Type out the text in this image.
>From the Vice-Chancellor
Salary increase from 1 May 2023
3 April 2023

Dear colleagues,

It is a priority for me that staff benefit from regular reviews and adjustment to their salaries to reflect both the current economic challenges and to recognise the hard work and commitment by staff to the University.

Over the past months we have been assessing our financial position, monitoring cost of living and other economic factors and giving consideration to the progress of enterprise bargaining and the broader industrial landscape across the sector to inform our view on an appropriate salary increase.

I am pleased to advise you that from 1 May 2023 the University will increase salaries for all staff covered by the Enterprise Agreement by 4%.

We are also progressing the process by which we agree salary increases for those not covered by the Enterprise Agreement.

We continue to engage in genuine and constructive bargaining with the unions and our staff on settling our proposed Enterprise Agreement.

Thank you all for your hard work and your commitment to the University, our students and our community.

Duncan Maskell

==================================================

## REQUIRED TASK
Determine how many lines in the data above contain the string "work". Give nothing except the number.

## WRITTEN RESPONSE
2